The task
Copy out each line below that has the word "Library" in it.

Information given
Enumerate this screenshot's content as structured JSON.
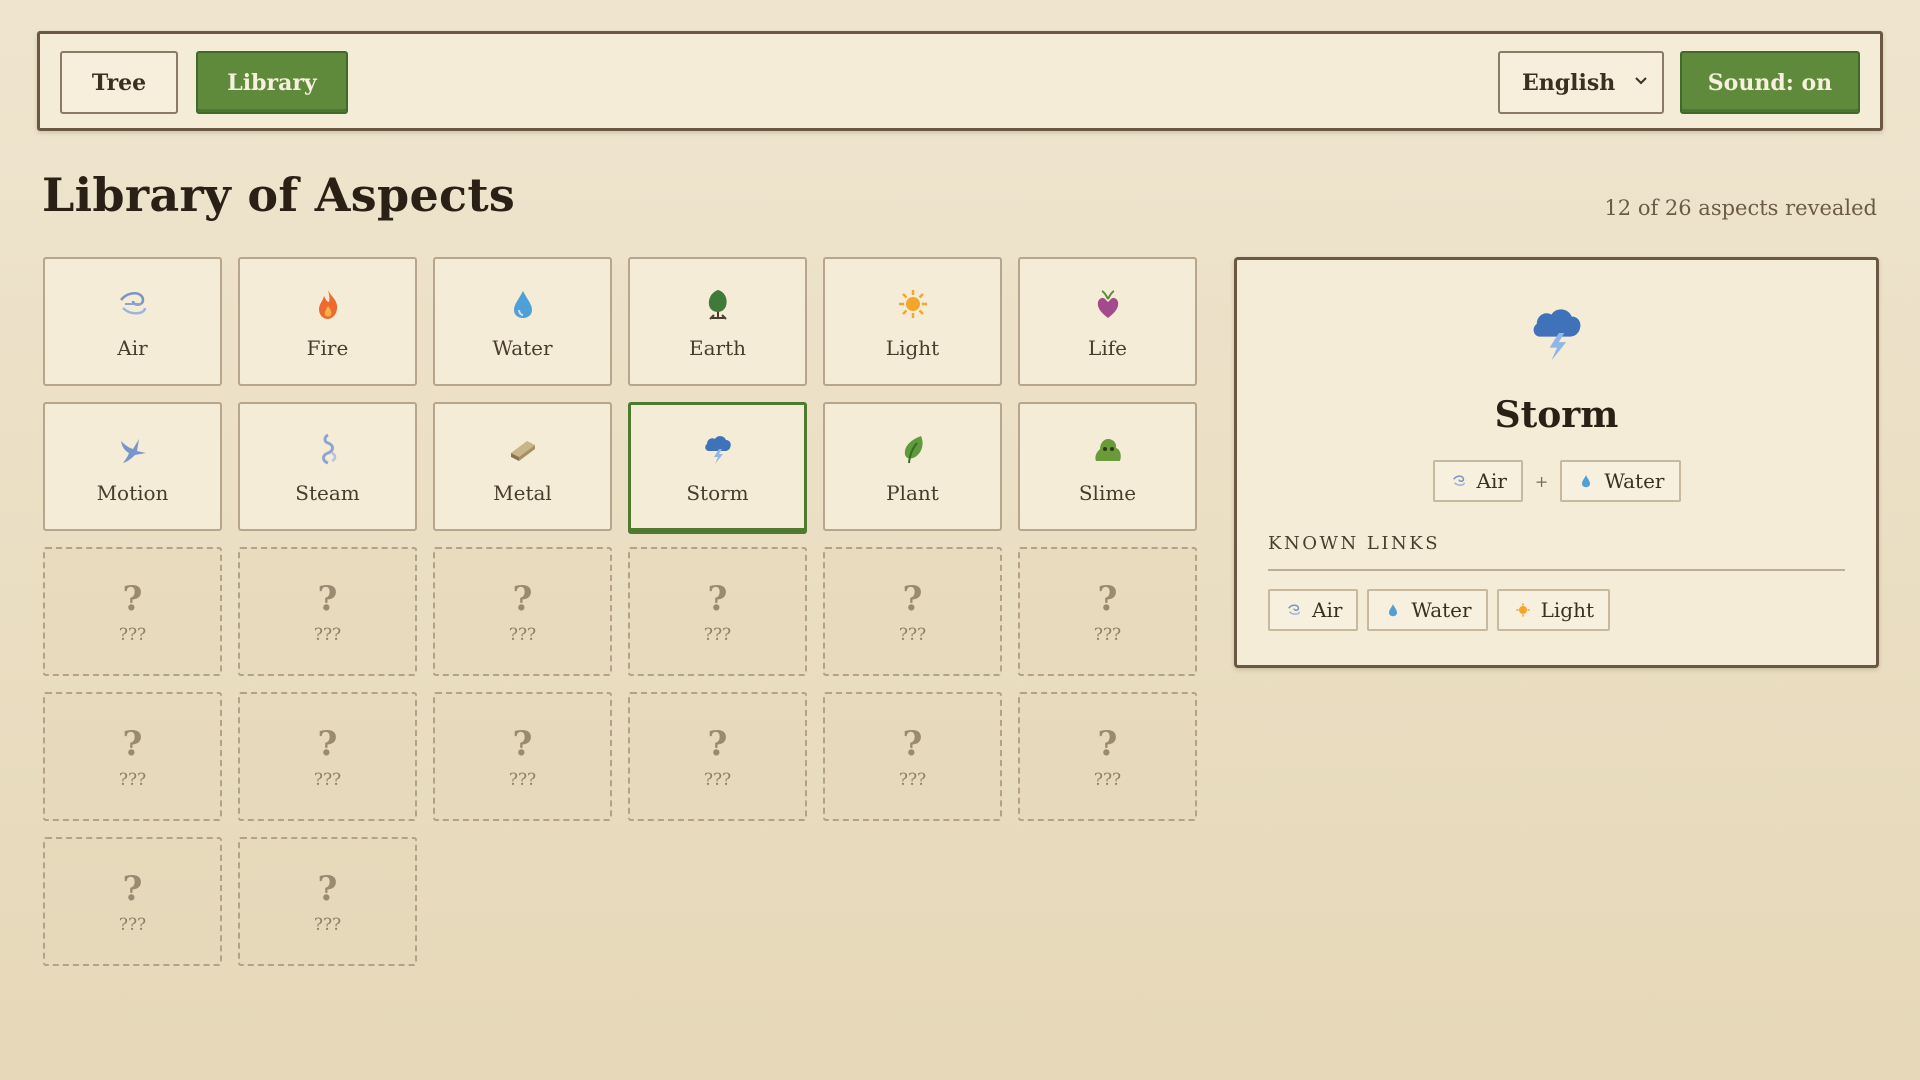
{
  "nav": {
    "tree_label": "Tree",
    "library_label": "Library",
    "language": "English",
    "sound_label": "Sound: on"
  },
  "page": {
    "title": "Library of Aspects",
    "revealed_text": "12 of 26 aspects revealed"
  },
  "aspects": [
    {
      "label": "Air",
      "icon": "air-icon"
    },
    {
      "label": "Fire",
      "icon": "fire-icon"
    },
    {
      "label": "Water",
      "icon": "water-icon"
    },
    {
      "label": "Earth",
      "icon": "earth-icon"
    },
    {
      "label": "Light",
      "icon": "light-icon"
    },
    {
      "label": "Life",
      "icon": "life-icon"
    },
    {
      "label": "Motion",
      "icon": "motion-icon"
    },
    {
      "label": "Steam",
      "icon": "steam-icon"
    },
    {
      "label": "Metal",
      "icon": "metal-icon"
    },
    {
      "label": "Storm",
      "icon": "storm-icon"
    },
    {
      "label": "Plant",
      "icon": "plant-icon"
    },
    {
      "label": "Slime",
      "icon": "slime-icon"
    }
  ],
  "locked": {
    "mark": "?",
    "label": "???"
  },
  "detail": {
    "name": "Storm",
    "icon": "storm-icon",
    "recipe": [
      {
        "label": "Air",
        "icon": "air-icon"
      },
      {
        "label": "Water",
        "icon": "water-icon"
      }
    ],
    "plus": "+",
    "known_links_title": "KNOWN LINKS",
    "known_links": [
      {
        "label": "Air",
        "icon": "air-icon"
      },
      {
        "label": "Water",
        "icon": "water-icon"
      },
      {
        "label": "Light",
        "icon": "light-icon"
      }
    ]
  },
  "colors": {
    "accent_green": "#5f8a3c",
    "panel": "#f5ecd7",
    "border_dark": "#6b5842"
  }
}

Task answer
    "library_label": "Library",
    "title": "Library of Aspects",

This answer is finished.